Using the material below, copy every line where "home" appears.

Data to use —
==*==
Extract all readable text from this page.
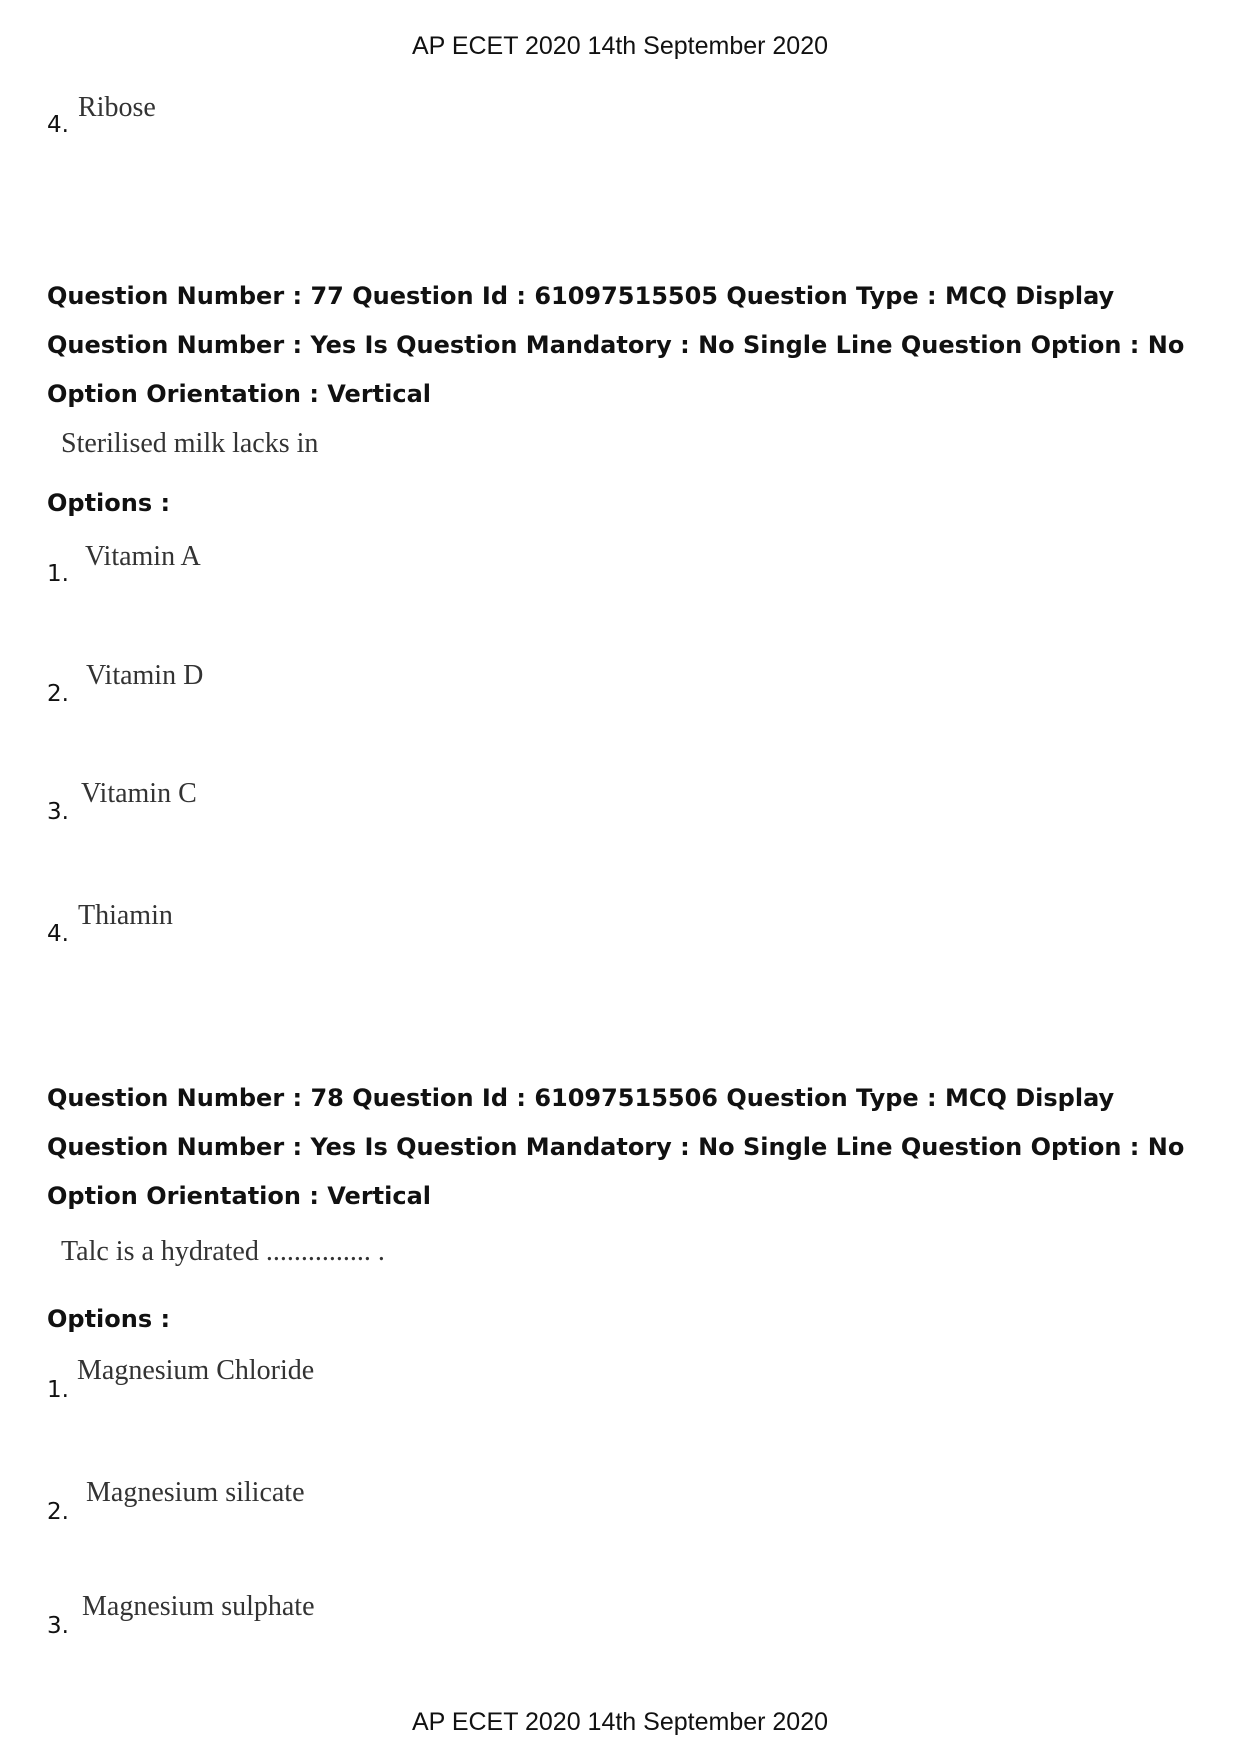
AP ECET 2020 14th September 2020
4.
Ribose
Question Number : 77 Question Id : 61097515505 Question Type : MCQ Display Question Number : Yes Is Question Mandatory : No Single Line Question Option : No Option Orientation : Vertical
Sterilised milk lacks in
Options :
1.
Vitamin A
2.
Vitamin D
3.
Vitamin C
4.
Thiamin
Question Number : 78 Question Id : 61097515506 Question Type : MCQ Display Question Number : Yes Is Question Mandatory : No Single Line Question Option : No Option Orientation : Vertical
Talc is a hydrated ............... .
Options :
1.
Magnesium Chloride
2.
Magnesium silicate
3.
Magnesium sulphate
AP ECET 2020 14th September 2020
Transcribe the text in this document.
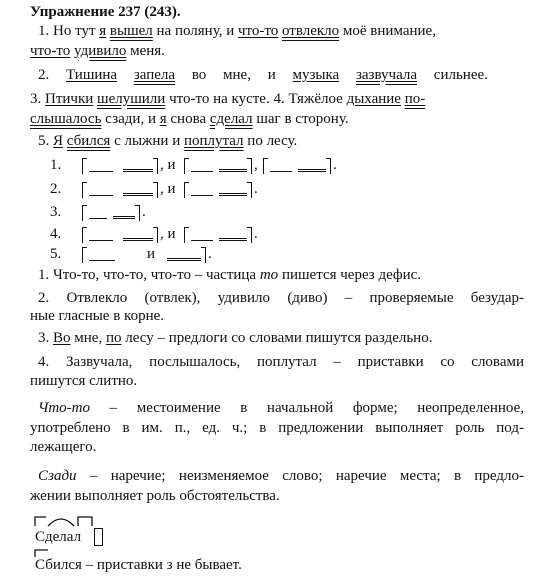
Упражнение 237 (243).
1. Но тут я вышел на поляну, и что-то отвлекло моё внимание,
что-то удивило меня.
2. Тишина запела во мне, и музыка зазвучала сильнее.
3. Птички шелушили что-то на кусте. 4. Тяжёлое дыхание по-
слышалось сзади, и я снова сделал шаг в сторону.
5. Я сбился с лыжни и поплутал по лесу.
1.	, и	,	.
2.	, и	.
3.	.
4.	, и	.
5.	и	.
1. Что-то, что-то, что-то – частица то пишется через дефис.
2. Отвлекло (отвлек), удивило (диво) – проверяемые безудар-
ные гласные в корне.
3. Во мне, по лесу – предлоги со словами пишутся раздельно.
4. Зазвучала, послышалось, поплутал – приставки со словами
пишутся слитно.
Что-то – местоимение в начальной форме; неопределенное,
употреблено в им. п., ед. ч.; в предложении выполняет роль под-
лежащего.
Сзади – наречие; неизменяемое слово; наречие места; в предло-
жении выполняет роль обстоятельства.
Сделал
Сбился – приставки з не бывает.
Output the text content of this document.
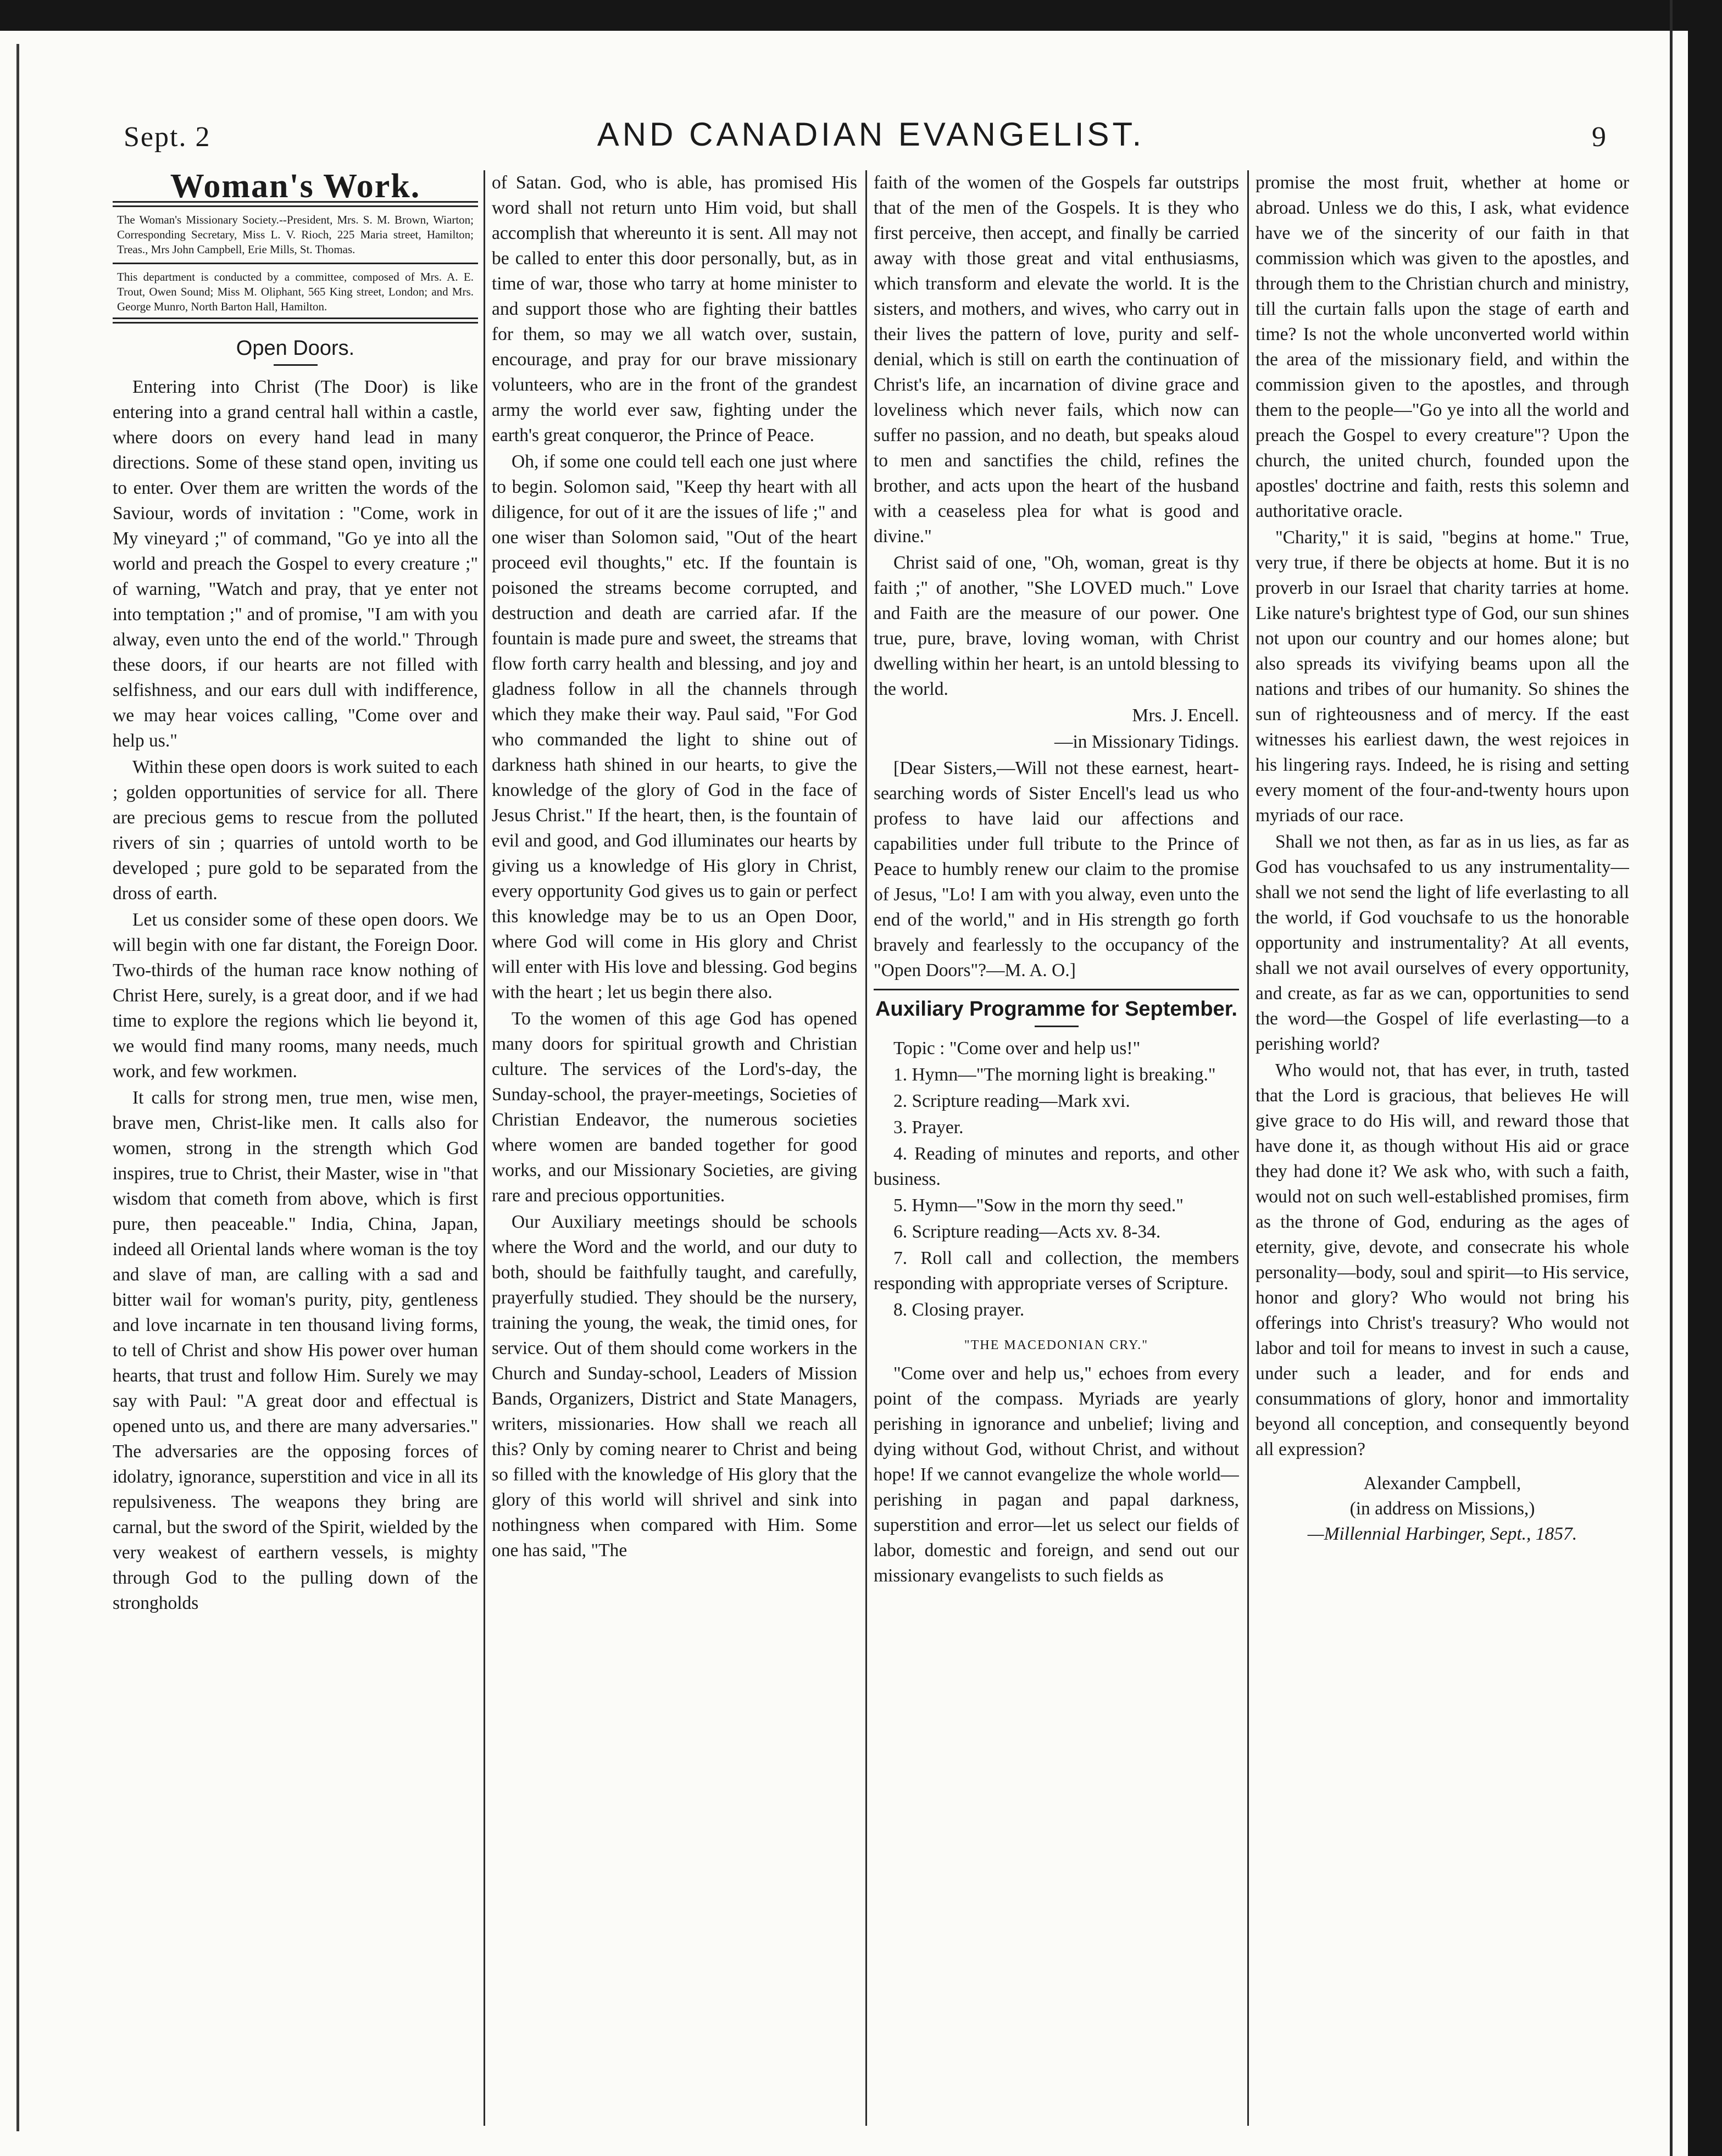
Sept. 2	AND CANADIAN EVANGELIST.	9
Woman's Work.
The Woman's Missionary Society.--President, Mrs. S. M. Brown, Wiarton; Corresponding Secretary, Miss L. V. Rioch, 225 Maria street, Hamilton; Treas., Mrs John Campbell, Erie Mills, St. Thomas.
This department is conducted by a committee, composed of Mrs. A. E. Trout, Owen Sound; Miss M. Oliphant, 565 King street, London; and Mrs. George Munro, North Barton Hall, Hamilton.
Open Doors.

Entering into Christ (The Door) is like entering into a grand central hall within a castle, where doors on every hand lead in many directions. Some of these stand open, inviting us to enter. Over them are written the words of the Saviour, words of invitation : "Come, work in My vineyard ;" of command, "Go ye into all the world and preach the Gospel to every creature ;" of warning, "Watch and pray, that ye enter not into temptation ;" and of promise, "I am with you alway, even unto the end of the world." Through these doors, if our hearts are not filled with selfishness, and our ears dull with indifference, we may hear voices calling, "Come over and help us."

Within these open doors is work suited to each ; golden opportunities of service for all. There are precious gems to rescue from the polluted rivers of sin ; quarries of untold worth to be developed ; pure gold to be separated from the dross of earth.

Let us consider some of these open doors. We will begin with one far distant, the Foreign Door. Two-thirds of the human race know nothing of Christ Here, surely, is a great door, and if we had time to explore the regions which lie beyond it, we would find many rooms, many needs, much work, and few workmen.

It calls for strong men, true men, wise men, brave men, Christ-like men. It calls also for women, strong in the strength which God inspires, true to Christ, their Master, wise in "that wisdom that cometh from above, which is first pure, then peaceable." India, China, Japan, indeed all Oriental lands where woman is the toy and slave of man, are calling with a sad and bitter wail for woman's purity, pity, gentleness and love incarnate in ten thousand living forms, to tell of Christ and show His power over human hearts, that trust and follow Him. Surely we may say with Paul: "A great door and effectual is opened unto us, and there are many adversaries." The adversaries are the opposing forces of idolatry, ignorance, superstition and vice in all its repulsiveness. The weapons they bring are carnal, but the sword of the Spirit, wielded by the very weakest of earthern vessels, is mighty through God to the pulling down of the strongholds

of Satan. God, who is able, has promised His word shall not return unto Him void, but shall accomplish that whereunto it is sent. All may not be called to enter this door personally, but, as in time of war, those who tarry at home minister to and support those who are fighting their battles for them, so may we all watch over, sustain, encourage, and pray for our brave missionary volunteers, who are in the front of the grandest army the world ever saw, fighting under the earth's great conqueror, the Prince of Peace.

Oh, if some one could tell each one just where to begin. Solomon said, "Keep thy heart with all diligence, for out of it are the issues of life ;" and one wiser than Solomon said, "Out of the heart proceed evil thoughts," etc. If the fountain is poisoned the streams become corrupted, and destruction and death are carried afar. If the fountain is made pure and sweet, the streams that flow forth carry health and blessing, and joy and gladness follow in all the channels through which they make their way. Paul said, "For God who commanded the light to shine out of darkness hath shined in our hearts, to give the knowledge of the glory of God in the face of Jesus Christ." If the heart, then, is the fountain of evil and good, and God illuminates our hearts by giving us a knowledge of His glory in Christ, every opportunity God gives us to gain or perfect this knowledge may be to us an Open Door, where God will come in His glory and Christ will enter with His love and blessing. God begins with the heart ; let us begin there also.

To the women of this age God has opened many doors for spiritual growth and Christian culture. The services of the Lord's-day, the Sunday-school, the prayer-meetings, Societies of Christian Endeavor, the numerous societies where women are banded together for good works, and our Missionary Societies, are giving rare and precious opportunities.

Our Auxiliary meetings should be schools where the Word and the world, and our duty to both, should be faithfully taught, and carefully, prayerfully studied. They should be the nursery, training the young, the weak, the timid ones, for service. Out of them should come workers in the Church and Sunday-school, Leaders of Mission Bands, Organizers, District and State Managers, writers, missionaries. How shall we reach all this? Only by coming nearer to Christ and being so filled with the knowledge of His glory that the glory of this world will shrivel and sink into nothingness when compared with Him. Some one has said, "The

faith of the women of the Gospels far outstrips that of the men of the Gospels. It is they who first perceive, then accept, and finally be carried away with those great and vital enthusiasms, which transform and elevate the world. It is the sisters, and mothers, and wives, who carry out in their lives the pattern of love, purity and self-denial, which is still on earth the continuation of Christ's life, an incarnation of divine grace and loveliness which never fails, which now can suffer no passion, and no death, but speaks aloud to men and sanctifies the child, refines the brother, and acts upon the heart of the husband with a ceaseless plea for what is good and divine."

Christ said of one, "Oh, woman, great is thy faith ;" of another, "She LOVED much." Love and Faith are the measure of our power. One true, pure, brave, loving woman, with Christ dwelling within her heart, is an untold blessing to the world.

Mrs. J. Encell.

—in Missionary Tidings.

[Dear Sisters,—Will not these earnest, heart-searching words of Sister Encell's lead us who profess to have laid our affections and capabilities under full tribute to the Prince of Peace to humbly renew our claim to the promise of Jesus, "Lo! I am with you alway, even unto the end of the world," and in His strength go forth bravely and fearlessly to the occupancy of the "Open Doors"?—M. A. O.]

Auxiliary Programme for September.

Topic : "Come over and help us!"

1. Hymn—"The morning light is breaking."

2. Scripture reading—Mark xvi.

3. Prayer.

4. Reading of minutes and reports, and other business.

5. Hymn—"Sow in the morn thy seed."

6. Scripture reading—Acts xv. 8-34.

7. Roll call and collection, the members responding with appropriate verses of Scripture.

8. Closing prayer.

"THE MACEDONIAN CRY."

"Come over and help us," echoes from every point of the compass. Myriads are yearly perishing in ignorance and unbelief; living and dying without God, without Christ, and without hope! If we cannot evangelize the whole world—perishing in pagan and papal darkness, superstition and error—let us select our fields of labor, domestic and foreign, and send out our missionary evangelists to such fields as

promise the most fruit, whether at home or abroad. Unless we do this, I ask, what evidence have we of the sincerity of our faith in that commission which was given to the apostles, and through them to the Christian church and ministry, till the curtain falls upon the stage of earth and time? Is not the whole unconverted world within the area of the missionary field, and within the commission given to the apostles, and through them to the people—"Go ye into all the world and preach the Gospel to every creature"? Upon the church, the united church, founded upon the apostles' doctrine and faith, rests this solemn and authoritative oracle.

"Charity," it is said, "begins at home." True, very true, if there be objects at home. But it is no proverb in our Israel that charity tarries at home. Like nature's brightest type of God, our sun shines not upon our country and our homes alone; but also spreads its vivifying beams upon all the nations and tribes of our humanity. So shines the sun of righteousness and of mercy. If the east witnesses his earliest dawn, the west rejoices in his lingering rays. Indeed, he is rising and setting every moment of the four-and-twenty hours upon myriads of our race.

Shall we not then, as far as in us lies, as far as God has vouchsafed to us any instrumentality—shall we not send the light of life everlasting to all the world, if God vouchsafe to us the honorable opportunity and instrumentality? At all events, shall we not avail ourselves of every opportunity, and create, as far as we can, opportunities to send the word—the Gospel of life everlasting—to a perishing world?

Who would not, that has ever, in truth, tasted that the Lord is gracious, that believes He will give grace to do His will, and reward those that have done it, as though without His aid or grace they had done it? We ask who, with such a faith, would not on such well-established promises, firm as the throne of God, enduring as the ages of eternity, give, devote, and consecrate his whole personality—body, soul and spirit—to His service, honor and glory? Who would not bring his offerings into Christ's treasury? Who would not labor and toil for means to invest in such a cause, under such a leader, and for ends and consummations of glory, honor and immortality beyond all conception, and consequently beyond all expression?

Alexander Campbell,
(in address on Missions,)
—Millennial Harbinger, Sept., 1857.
==*==
Right answer —
of Satan. God, who is able, has promised His word shall not return unto Him void, but shall accomplish that whereunto it is sent. All may not be called to enter this door personally, but, as in time of war, those who tarry at home minister to and support those who are fighting their battles for them, so may we all watch over, sustain, encourage, and pray for our brave missionary volunteers, who are in the front of the grandest army the world ever saw, fighting under the earth's great conqueror, the Prince of Peace.
promise the most fruit, whether at home or abroad. Unless we do this, I ask, what evidence have we of the sincerity of our faith in that commission which was given to the apostles, and through them to the Christian church and ministry, till the curtain falls upon the stage of earth and time? Is not the whole unconverted world within the area of the missionary field, and within the commission given to the apostles, and through them to the people—"Go ye into all the world and preach the Gospel to every creature"? Upon the church, the united church, founded upon the apostles' doctrine and faith, rests this solemn and authoritative oracle.
"Charity," it is said, "begins at home." True, very true, if there be objects at home. But it is no proverb in our Israel that charity tarries at home. Like nature's brightest type of God, our sun shines not upon our country and our homes alone; but also spreads its vivifying beams upon all the nations and tribes of our humanity. So shines the sun of righteousness and of mercy. If the east witnesses his earliest dawn, the west rejoices in his lingering rays. Indeed, he is rising and setting every moment of the four-and-twenty hours upon myriads of our race.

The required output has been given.